--- BEGIN EXTRACTED DATA ---

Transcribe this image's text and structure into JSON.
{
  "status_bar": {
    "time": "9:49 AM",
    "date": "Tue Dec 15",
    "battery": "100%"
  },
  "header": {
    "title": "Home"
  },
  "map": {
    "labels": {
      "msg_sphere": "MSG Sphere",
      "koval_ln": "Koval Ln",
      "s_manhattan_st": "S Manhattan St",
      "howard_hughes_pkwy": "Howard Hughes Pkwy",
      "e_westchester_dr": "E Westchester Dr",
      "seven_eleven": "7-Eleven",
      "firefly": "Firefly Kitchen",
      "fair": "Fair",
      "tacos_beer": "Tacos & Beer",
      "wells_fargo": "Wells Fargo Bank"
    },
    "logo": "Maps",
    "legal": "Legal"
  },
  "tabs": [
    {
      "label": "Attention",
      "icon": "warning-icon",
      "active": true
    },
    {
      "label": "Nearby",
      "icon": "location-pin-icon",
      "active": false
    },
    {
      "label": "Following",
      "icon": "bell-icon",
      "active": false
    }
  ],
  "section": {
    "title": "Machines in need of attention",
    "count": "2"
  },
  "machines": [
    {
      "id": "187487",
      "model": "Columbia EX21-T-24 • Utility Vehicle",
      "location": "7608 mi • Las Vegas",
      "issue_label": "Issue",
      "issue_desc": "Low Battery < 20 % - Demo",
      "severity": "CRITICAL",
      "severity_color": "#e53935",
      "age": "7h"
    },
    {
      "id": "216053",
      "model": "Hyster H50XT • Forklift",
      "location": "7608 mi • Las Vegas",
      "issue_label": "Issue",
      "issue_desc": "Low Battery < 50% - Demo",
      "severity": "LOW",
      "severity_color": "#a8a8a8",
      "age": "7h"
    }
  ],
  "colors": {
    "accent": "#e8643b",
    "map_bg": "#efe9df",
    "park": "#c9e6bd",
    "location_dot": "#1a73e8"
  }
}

--- END EXTRACTED DATA ---

WRITTEN PROBLEM:
Print out all the entries precisely as written.

CORRECT ANSWER:
Transcribe this image's text and structure into JSON.
{
  "status_bar": {
    "time": "9:49 AM",
    "date": "Tue Dec 15",
    "battery": "100%"
  },
  "header": {
    "title": "Home"
  },
  "map": {
    "labels": {
      "msg_sphere": "MSG Sphere",
      "koval_ln": "Koval Ln",
      "s_manhattan_st": "S Manhattan St",
      "howard_hughes_pkwy": "Howard Hughes Pkwy",
      "e_westchester_dr": "E Westchester Dr",
      "seven_eleven": "7-Eleven",
      "firefly": "Firefly Kitchen",
      "fair": "Fair",
      "tacos_beer": "Tacos & Beer",
      "wells_fargo": "Wells Fargo Bank"
    },
    "logo": "Maps",
    "legal": "Legal"
  },
  "tabs": [
    {
      "label": "Attention",
      "icon": "warning-icon",
      "active": true
    },
    {
      "label": "Nearby",
      "icon": "location-pin-icon",
      "active": false
    },
    {
      "label": "Following",
      "icon": "bell-icon",
      "active": false
    }
  ],
  "section": {
    "title": "Machines in need of attention",
    "count": "2"
  },
  "machines": [
    {
      "id": "187487",
      "model": "Columbia EX21-T-24 • Utility Vehicle",
      "location": "7608 mi • Las Vegas",
      "issue_label": "Issue",
      "issue_desc": "Low Battery < 20 % - Demo",
      "severity": "CRITICAL",
      "severity_color": "#e53935",
      "age": "7h"
    },
    {
      "id": "216053",
      "model": "Hyster H50XT • Forklift",
      "location": "7608 mi • Las Vegas",
      "issue_label": "Issue",
      "issue_desc": "Low Battery < 50% - Demo",
      "severity": "LOW",
      "severity_color": "#a8a8a8",
      "age": "7h"
    }
  ],
  "colors": {
    "accent": "#e8643b",
    "map_bg": "#efe9df",
    "park": "#c9e6bd",
    "location_dot": "#1a73e8"
  }
}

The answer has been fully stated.